## OBJECTIVE
Reproduce the records below exactly, leaving out any pictures.

(Collected data)
----

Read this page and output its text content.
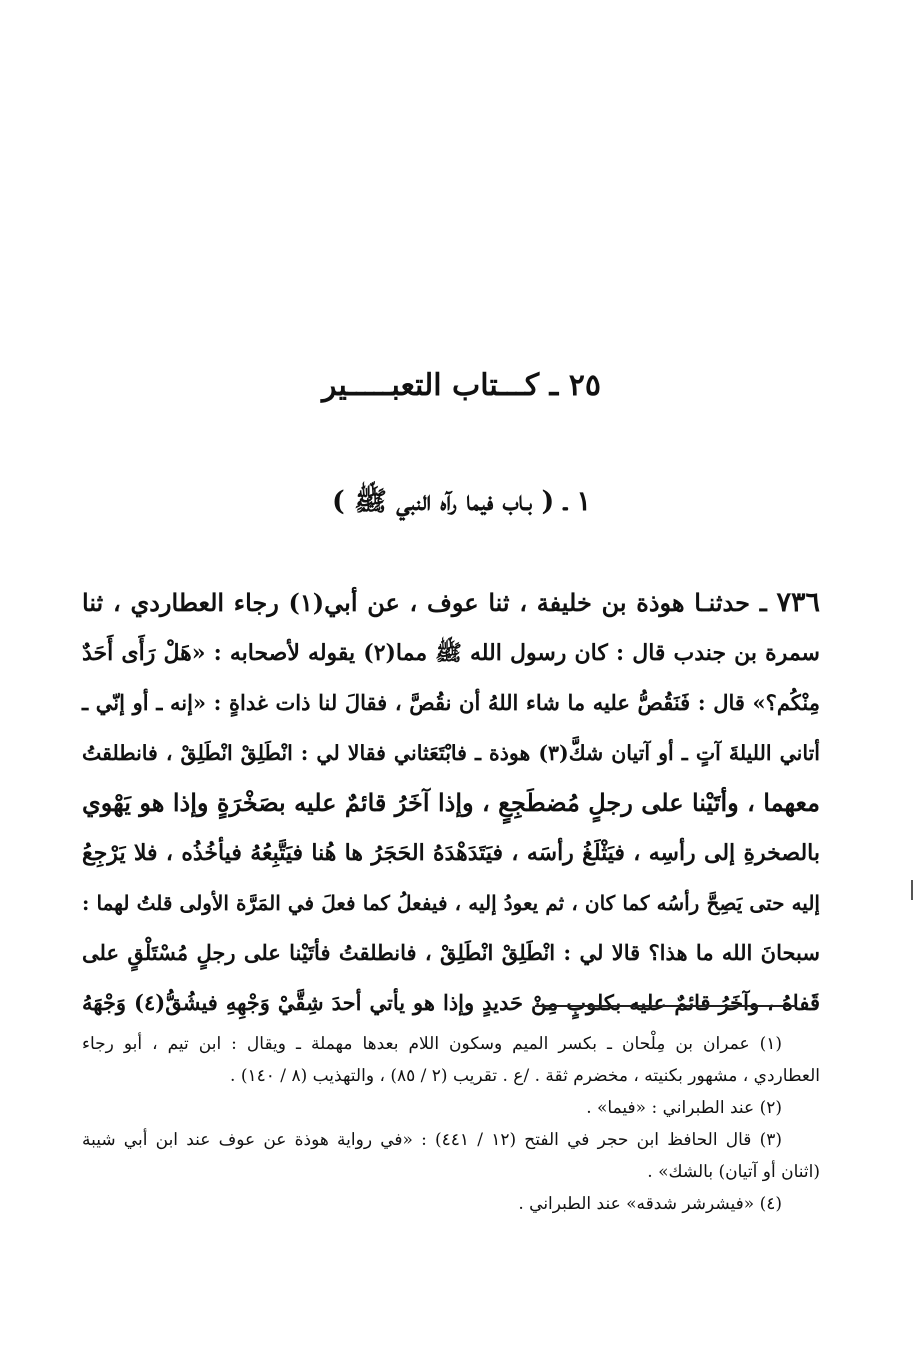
٢٥ ـ كـــتاب التعبـــــير
١ ـ ( بـاب فيما رآه النبي ﷺ )
٧٣٦ ـ حدثنـا هوذة بن خليفة ، ثنا عوف ، عن أبي(١) رجاء العطاردي ، ثنا
سمرة بن جندب قال : كان رسول الله ﷺ مما(٢) يقوله لأصحابه : «هَلْ رَأَى أَحَدٌ
مِنْكُم؟» قال : فَنَقُصُّ عليه ما شاء اللهُ أن نقُصَّ ، فقالَ لنا ذات غداةٍ : «إنه ـ أو إنّي ـ
أتاني الليلةَ آتٍ ـ أو آتيان شكَّ(٣) هوذة ـ فابْتَعَثاني فقالا لي : انْطَلِقْ انْطَلِقْ ، فانطلقتُ
معهما ، وأتَيْنا على رجلٍ مُضطَجِعٍ ، وإذا آخَرُ قائمٌ عليه بصَخْرَةٍ وإذا هو يَهْوي
بالصخرةِ إلى رأسِه ، فيَثْلَغُ رأسَه ، فيَتَدَهْدَهُ الحَجَرُ ها هُنا فيَتَّبِعُهُ فيأخُذُه ، فلا يَرْجِعُ
إليه حتى يَصِحَّ رأسُه كما كان ، ثم يعودُ إليه ، فيفعلُ كما فعلَ في المَرَّة الأولى قلتُ لهما :
سبحانَ الله ما هذا؟ قالا لي : انْطَلِقْ انْطَلِقْ ، فانطلقتُ فأتَيْنا على رجلٍ مُسْتَلْقٍ على
قَفاهُ ، وآخَرُ قائمٌ عليه بكلوبٍ مِنْ حَديدٍ وإذا هو يأتي أحدَ شِقَّيْ وَجْهِهِ فيشُقُّ(٤) وَجْهَهُ
(١) عمران بن مِلْحان ـ بكسر الميم وسكون اللام بعدها مهملة ـ ويقال : ابن تيم ، أبو رجاء
العطاردي ، مشهور بكنيته ، مخضرم ثقة . /ع . تقريب (٢ / ٨٥) ، والتهذيب (٨ / ١٤٠) .
(٢) عند الطبراني : «فيما» .
(٣) قال الحافظ ابن حجر في الفتح (١٢ / ٤٤١) : «في رواية هوذة عن عوف عند ابن أبي شيبة
(اثنان أو آتيان) بالشك» .
(٤) «فيشرشر شدقه» عند الطبراني .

----

## WRITTEN ANSWER
Read this page and output its text content.
٢٥ ـ كـــتاب التعبـــــير
١ ـ ( بـاب فيما رآه النبي ﷺ )
٧٣٦ ـ حدثنـا هوذة بن خليفة ، ثنا عوف ، عن أبي(١) رجاء العطاردي ، ثنا
سمرة بن جندب قال : كان رسول الله ﷺ مما(٢) يقوله لأصحابه : «هَلْ رَأَى أَحَدٌ
مِنْكُم؟» قال : فَنَقُصُّ عليه ما شاء اللهُ أن نقُصَّ ، فقالَ لنا ذات غداةٍ : «إنه ـ أو إنّي ـ
أتاني الليلةَ آتٍ ـ أو آتيان شكَّ(٣) هوذة ـ فابْتَعَثاني فقالا لي : انْطَلِقْ انْطَلِقْ ، فانطلقتُ
معهما ، وأتَيْنا على رجلٍ مُضطَجِعٍ ، وإذا آخَرُ قائمٌ عليه بصَخْرَةٍ وإذا هو يَهْوي
بالصخرةِ إلى رأسِه ، فيَثْلَغُ رأسَه ، فيَتَدَهْدَهُ الحَجَرُ ها هُنا فيَتَّبِعُهُ فيأخُذُه ، فلا يَرْجِعُ
إليه حتى يَصِحَّ رأسُه كما كان ، ثم يعودُ إليه ، فيفعلُ كما فعلَ في المَرَّة الأولى قلتُ لهما :
سبحانَ الله ما هذا؟ قالا لي : انْطَلِقْ انْطَلِقْ ، فانطلقتُ فأتَيْنا على رجلٍ مُسْتَلْقٍ على
قَفاهُ ، وآخَرُ قائمٌ عليه بكلوبٍ مِنْ حَديدٍ وإذا هو يأتي أحدَ شِقَّيْ وَجْهِهِ فيشُقُّ(٤) وَجْهَهُ
(١) عمران بن مِلْحان ـ بكسر الميم وسكون اللام بعدها مهملة ـ ويقال : ابن تيم ، أبو رجاء
العطاردي ، مشهور بكنيته ، مخضرم ثقة . /ع . تقريب (٢ / ٨٥) ، والتهذيب (٨ / ١٤٠) .
(٢) عند الطبراني : «فيما» .
(٣) قال الحافظ ابن حجر في الفتح (١٢ / ٤٤١) : «في رواية هوذة عن عوف عند ابن أبي شيبة
(اثنان أو آتيان) بالشك» .
(٤) «فيشرشر شدقه» عند الطبراني .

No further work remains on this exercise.